YOUR OBJECTIVE: Wherever the string "зохих" occurs in a line of these records, report that line.

Collection entries
<<<<
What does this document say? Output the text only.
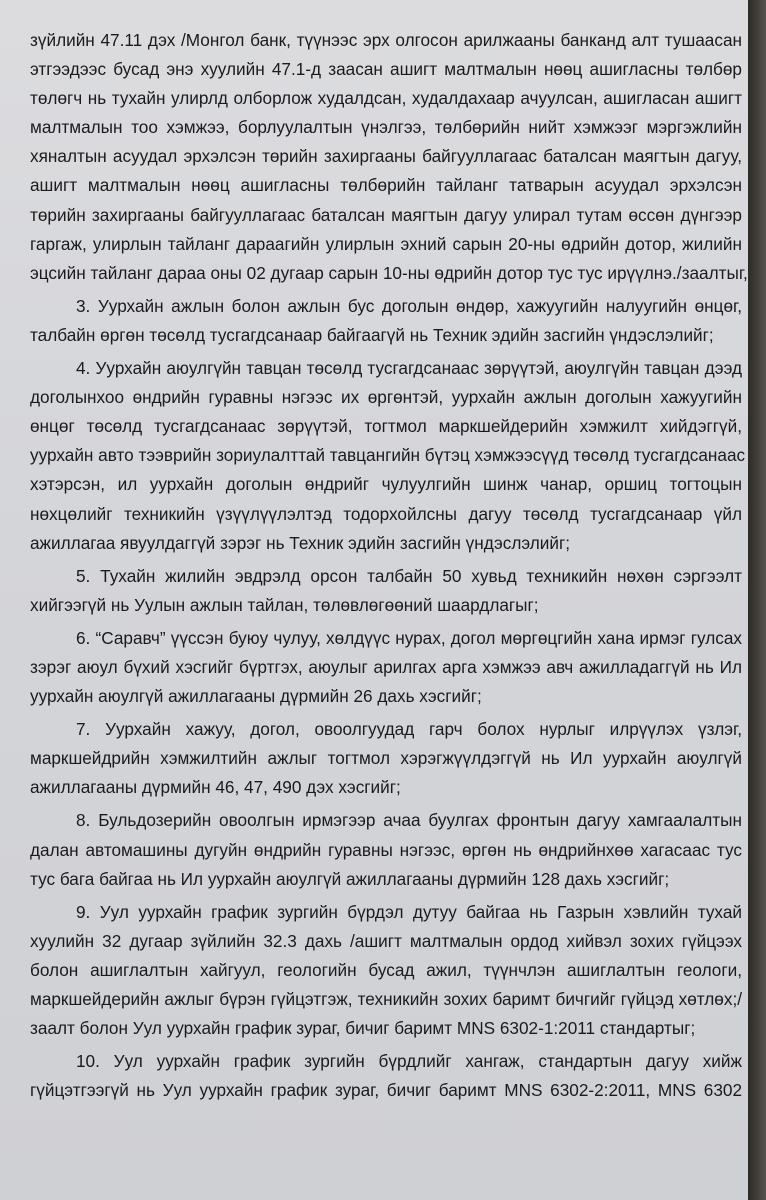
зүйлийн 47.11 дэх /Монгол банк, түүнээс эрх олгосон арилжааны банканд алт тушаасан
этгээдээс бусад энэ хуулийн 47.1-д заасан ашигт малтмалын нөөц ашигласны төлбөр
төлөгч нь тухайн улирлд олборлож худалдсан, худалдахаар ачуулсан, ашигласан ашигт
малтмалын тоо хэмжээ, борлуулалтын үнэлгээ, төлбөрийн нийт хэмжээг мэргэжлийн
хяналтын асуудал эрхэлсэн төрийн захиргааны байгууллагаас баталсан маягтын дагуу,
ашигт малтмалын нөөц ашигласны төлбөрийн тайланг татварын асуудал эрхэлсэн
төрийн захиргааны байгууллагаас баталсан маягтын дагуу улирал тутам өссөн дүнгээр
гаргаж, улирлын тайланг дараагийн улирлын эхний сарын 20-ны өдрийн дотор, жилийн
эцсийн тайланг дараа оны 02 дугаар сарын 10-ны өдрийн дотор тус тус ирүүлнэ./заалтыг,
3. Уурхайн ажлын болон ажлын бус доголын өндөр, хажуугийн налуугийн өнцөг,
талбайн өргөн төсөлд тусгагдсанаар байгаагүй нь Техник эдийн засгийн үндэслэлийг;
4. Уурхайн аюулгүйн тавцан төсөлд тусгагдсанаас зөрүүтэй, аюулгүйн тавцан дээд
доголынхоо өндрийн гуравны нэгээс их өргөнтэй, уурхайн ажлын доголын хажуугийн
өнцөг төсөлд тусгагдсанаас зөрүүтэй, тогтмол маркшейдерийн хэмжилт хийдэггүй,
уурхайн авто тээврийн зориулалттай тавцангийн бүтэц хэмжээсүүд төсөлд тусгагдсанаас
хэтэрсэн, ил уурхайн доголын өндрийг чулуулгийн шинж чанар, оршиц тогтоцын
нөхцөлийг техникийн үзүүлүүлэлтэд тодорхойлсны дагуу төсөлд тусгагдсанаар үйл
ажиллагаа явуулдаггүй зэрэг нь Техник эдийн засгийн үндэслэлийг;
5. Тухайн жилийн эвдрэлд орсон талбайн 50 хувьд техникийн нөхөн сэргээлт
хийгээгүй нь Уулын ажлын тайлан, төлөвлөгөөний шаардлагыг;
6. “Саравч” үүссэн буюу чулуу, хөлдүүс нурах, догол мөргөцгийн хана ирмэг гулсах
зэрэг аюул бүхий хэсгийг бүртгэх, аюулыг арилгах арга хэмжээ авч ажилладаггүй нь Ил
уурхайн аюулгүй ажиллагааны дүрмийн 26 дахь хэсгийг;
7. Уурхайн хажуу, догол, овоолгуудад гарч болох нурлыг илрүүлэх үзлэг,
маркшейдрийн хэмжилтийн ажлыг тогтмол хэрэгжүүлдэггүй нь Ил уурхайн аюулгүй
ажиллагааны дүрмийн 46, 47, 490 дэх хэсгийг;
8. Бульдозерийн овоолгын ирмэгээр ачаа буулгах фронтын дагуу хамгаалалтын
далан автомашины дугуйн өндрийн гуравны нэгээс, өргөн нь өндрийнхөө хагасаас тус
тус бага байгаа нь Ил уурхайн аюулгүй ажиллагааны дүрмийн 128 дахь хэсгийг;
9. Уул уурхайн график зургийн бүрдэл дутуу байгаа нь Газрын хэвлийн тухай
хуулийн 32 дугаар зүйлийн 32.3 дахь /ашигт малтмалын ордод хийвэл зохих гүйцээх
болон ашиглалтын хайгуул, геологийн бусад ажил, түүнчлэн ашиглалтын геологи,
маркшейдерийн ажлыг бүрэн гүйцэтгэж, техникийн зохих баримт бичгийг гүйцэд хөтлөх;/
заалт болон Уул уурхайн график зураг, бичиг баримт MNS 6302-1:2011 стандартыг;
10. Уул уурхайн график зургийн бүрдлийг хангаж, стандартын дагуу хийж
гүйцэтгээгүй нь Уул уурхайн график зураг, бичиг баримт MNS 6302-2:2011, MNS 6302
>>>>
THE COMPLETED TASK:
хуулийн 32 дугаар зүйлийн 32.3 дахь /ашигт малтмалын ордод хийвэл зохих гүйцээх
маркшейдерийн ажлыг бүрэн гүйцэтгэж, техникийн зохих баримт бичгийг гүйцэд хөтлөх;/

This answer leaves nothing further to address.